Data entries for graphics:
###
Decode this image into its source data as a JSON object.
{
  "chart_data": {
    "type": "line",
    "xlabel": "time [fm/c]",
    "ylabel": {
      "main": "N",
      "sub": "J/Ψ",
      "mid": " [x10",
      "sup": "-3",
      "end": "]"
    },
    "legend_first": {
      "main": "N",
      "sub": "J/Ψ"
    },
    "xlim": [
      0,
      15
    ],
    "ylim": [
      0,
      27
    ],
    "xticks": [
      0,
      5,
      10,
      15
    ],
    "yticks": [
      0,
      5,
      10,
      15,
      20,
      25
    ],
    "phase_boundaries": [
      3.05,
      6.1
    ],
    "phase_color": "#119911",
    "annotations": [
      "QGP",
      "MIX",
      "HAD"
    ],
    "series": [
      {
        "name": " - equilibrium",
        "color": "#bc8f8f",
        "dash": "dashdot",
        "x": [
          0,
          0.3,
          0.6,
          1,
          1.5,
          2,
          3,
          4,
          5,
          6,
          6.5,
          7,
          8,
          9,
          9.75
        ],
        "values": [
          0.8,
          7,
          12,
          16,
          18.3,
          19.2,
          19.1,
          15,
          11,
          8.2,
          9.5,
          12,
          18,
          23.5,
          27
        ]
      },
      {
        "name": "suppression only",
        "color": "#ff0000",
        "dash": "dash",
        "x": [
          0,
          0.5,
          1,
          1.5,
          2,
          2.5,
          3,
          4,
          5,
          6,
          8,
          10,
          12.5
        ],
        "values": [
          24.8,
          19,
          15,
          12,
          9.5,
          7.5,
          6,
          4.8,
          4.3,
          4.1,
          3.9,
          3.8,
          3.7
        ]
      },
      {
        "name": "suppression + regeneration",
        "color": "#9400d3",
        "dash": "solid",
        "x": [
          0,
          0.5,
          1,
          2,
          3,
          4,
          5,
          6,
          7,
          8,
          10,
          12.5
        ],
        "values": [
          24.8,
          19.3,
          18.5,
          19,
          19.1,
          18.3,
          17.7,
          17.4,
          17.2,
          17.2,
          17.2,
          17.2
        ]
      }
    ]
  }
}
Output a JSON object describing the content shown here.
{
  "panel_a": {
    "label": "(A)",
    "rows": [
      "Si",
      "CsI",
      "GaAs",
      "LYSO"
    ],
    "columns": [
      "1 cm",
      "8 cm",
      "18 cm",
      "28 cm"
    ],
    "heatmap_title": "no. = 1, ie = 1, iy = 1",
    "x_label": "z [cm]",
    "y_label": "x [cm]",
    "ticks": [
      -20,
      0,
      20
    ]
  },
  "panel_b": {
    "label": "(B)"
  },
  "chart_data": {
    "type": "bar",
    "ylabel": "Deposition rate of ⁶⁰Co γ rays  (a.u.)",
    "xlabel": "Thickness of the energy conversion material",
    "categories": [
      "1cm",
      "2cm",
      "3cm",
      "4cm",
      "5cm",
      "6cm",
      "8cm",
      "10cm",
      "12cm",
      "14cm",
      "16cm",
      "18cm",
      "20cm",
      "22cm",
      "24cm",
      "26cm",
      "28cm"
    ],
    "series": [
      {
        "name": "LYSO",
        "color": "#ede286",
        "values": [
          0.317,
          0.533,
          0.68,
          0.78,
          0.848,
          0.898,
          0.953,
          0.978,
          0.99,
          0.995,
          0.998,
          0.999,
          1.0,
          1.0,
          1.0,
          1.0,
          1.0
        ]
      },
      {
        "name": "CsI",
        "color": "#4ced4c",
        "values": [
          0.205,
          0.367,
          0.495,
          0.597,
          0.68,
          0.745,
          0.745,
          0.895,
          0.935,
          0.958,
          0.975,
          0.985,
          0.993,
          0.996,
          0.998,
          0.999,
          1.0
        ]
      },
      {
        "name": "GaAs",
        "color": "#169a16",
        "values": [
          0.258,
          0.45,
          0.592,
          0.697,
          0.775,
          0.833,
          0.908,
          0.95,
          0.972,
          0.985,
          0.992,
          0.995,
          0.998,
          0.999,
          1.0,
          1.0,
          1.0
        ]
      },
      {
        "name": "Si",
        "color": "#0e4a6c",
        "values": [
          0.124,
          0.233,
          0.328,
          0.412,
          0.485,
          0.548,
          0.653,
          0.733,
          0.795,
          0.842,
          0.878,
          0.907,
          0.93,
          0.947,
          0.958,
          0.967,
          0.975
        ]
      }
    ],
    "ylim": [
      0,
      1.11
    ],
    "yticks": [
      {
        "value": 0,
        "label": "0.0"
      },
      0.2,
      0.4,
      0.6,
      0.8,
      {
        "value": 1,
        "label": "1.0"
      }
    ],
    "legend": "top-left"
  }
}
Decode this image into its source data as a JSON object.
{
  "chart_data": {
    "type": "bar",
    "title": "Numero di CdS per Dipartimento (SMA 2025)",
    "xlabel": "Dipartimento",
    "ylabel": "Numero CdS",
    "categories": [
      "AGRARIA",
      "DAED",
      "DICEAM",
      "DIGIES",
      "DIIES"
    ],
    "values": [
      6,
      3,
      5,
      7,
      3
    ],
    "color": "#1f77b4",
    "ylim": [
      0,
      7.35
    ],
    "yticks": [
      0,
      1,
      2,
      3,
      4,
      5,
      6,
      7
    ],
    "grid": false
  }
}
###
* Set problem: Return every entry verbatim.

* Finished exercise:
Decode this image into its source data as a JSON object.
{
  "chart_data": {
    "type": "line",
    "xlabel": "time [fm/c]",
    "ylabel": {
      "main": "N",
      "sub": "J/Ψ",
      "mid": " [x10",
      "sup": "-3",
      "end": "]"
    },
    "legend_first": {
      "main": "N",
      "sub": "J/Ψ"
    },
    "xlim": [
      0,
      15
    ],
    "ylim": [
      0,
      27
    ],
    "xticks": [
      0,
      5,
      10,
      15
    ],
    "yticks": [
      0,
      5,
      10,
      15,
      20,
      25
    ],
    "phase_boundaries": [
      3.05,
      6.1
    ],
    "phase_color": "#119911",
    "annotations": [
      "QGP",
      "MIX",
      "HAD"
    ],
    "series": [
      {
        "name": " - equilibrium",
        "color": "#bc8f8f",
        "dash": "dashdot",
        "x": [
          0,
          0.3,
          0.6,
          1,
          1.5,
          2,
          3,
          4,
          5,
          6,
          6.5,
          7,
          8,
          9,
          9.75
        ],
        "values": [
          0.8,
          7,
          12,
          16,
          18.3,
          19.2,
          19.1,
          15,
          11,
          8.2,
          9.5,
          12,
          18,
          23.5,
          27
        ]
      },
      {
        "name": "suppression only",
        "color": "#ff0000",
        "dash": "dash",
        "x": [
          0,
          0.5,
          1,
          1.5,
          2,
          2.5,
          3,
          4,
          5,
          6,
          8,
          10,
          12.5
        ],
        "values": [
          24.8,
          19,
          15,
          12,
          9.5,
          7.5,
          6,
          4.8,
          4.3,
          4.1,
          3.9,
          3.8,
          3.7
        ]
      },
      {
        "name": "suppression + regeneration",
        "color": "#9400d3",
        "dash": "solid",
        "x": [
          0,
          0.5,
          1,
          2,
          3,
          4,
          5,
          6,
          7,
          8,
          10,
          12.5
        ],
        "values": [
          24.8,
          19.3,
          18.5,
          19,
          19.1,
          18.3,
          17.7,
          17.4,
          17.2,
          17.2,
          17.2,
          17.2
        ]
      }
    ]
  }
}
Output a JSON object describing the content shown here.
{
  "panel_a": {
    "label": "(A)",
    "rows": [
      "Si",
      "CsI",
      "GaAs",
      "LYSO"
    ],
    "columns": [
      "1 cm",
      "8 cm",
      "18 cm",
      "28 cm"
    ],
    "heatmap_title": "no. = 1, ie = 1, iy = 1",
    "x_label": "z [cm]",
    "y_label": "x [cm]",
    "ticks": [
      -20,
      0,
      20
    ]
  },
  "panel_b": {
    "label": "(B)"
  },
  "chart_data": {
    "type": "bar",
    "ylabel": "Deposition rate of ⁶⁰Co γ rays  (a.u.)",
    "xlabel": "Thickness of the energy conversion material",
    "categories": [
      "1cm",
      "2cm",
      "3cm",
      "4cm",
      "5cm",
      "6cm",
      "8cm",
      "10cm",
      "12cm",
      "14cm",
      "16cm",
      "18cm",
      "20cm",
      "22cm",
      "24cm",
      "26cm",
      "28cm"
    ],
    "series": [
      {
        "name": "LYSO",
        "color": "#ede286",
        "values": [
          0.317,
          0.533,
          0.68,
          0.78,
          0.848,
          0.898,
          0.953,
          0.978,
          0.99,
          0.995,
          0.998,
          0.999,
          1.0,
          1.0,
          1.0,
          1.0,
          1.0
        ]
      },
      {
        "name": "CsI",
        "color": "#4ced4c",
        "values": [
          0.205,
          0.367,
          0.495,
          0.597,
          0.68,
          0.745,
          0.745,
          0.895,
          0.935,
          0.958,
          0.975,
          0.985,
          0.993,
          0.996,
          0.998,
          0.999,
          1.0
        ]
      },
      {
        "name": "GaAs",
        "color": "#169a16",
        "values": [
          0.258,
          0.45,
          0.592,
          0.697,
          0.775,
          0.833,
          0.908,
          0.95,
          0.972,
          0.985,
          0.992,
          0.995,
          0.998,
          0.999,
          1.0,
          1.0,
          1.0
        ]
      },
      {
        "name": "Si",
        "color": "#0e4a6c",
        "values": [
          0.124,
          0.233,
          0.328,
          0.412,
          0.485,
          0.548,
          0.653,
          0.733,
          0.795,
          0.842,
          0.878,
          0.907,
          0.93,
          0.947,
          0.958,
          0.967,
          0.975
        ]
      }
    ],
    "ylim": [
      0,
      1.11
    ],
    "yticks": [
      {
        "value": 0,
        "label": "0.0"
      },
      0.2,
      0.4,
      0.6,
      0.8,
      {
        "value": 1,
        "label": "1.0"
      }
    ],
    "legend": "top-left"
  }
}
Decode this image into its source data as a JSON object.
{
  "chart_data": {
    "type": "bar",
    "title": "Numero di CdS per Dipartimento (SMA 2025)",
    "xlabel": "Dipartimento",
    "ylabel": "Numero CdS",
    "categories": [
      "AGRARIA",
      "DAED",
      "DICEAM",
      "DIGIES",
      "DIIES"
    ],
    "values": [
      6,
      3,
      5,
      7,
      3
    ],
    "color": "#1f77b4",
    "ylim": [
      0,
      7.35
    ],
    "yticks": [
      0,
      1,
      2,
      3,
      4,
      5,
      6,
      7
    ],
    "grid": false
  }
}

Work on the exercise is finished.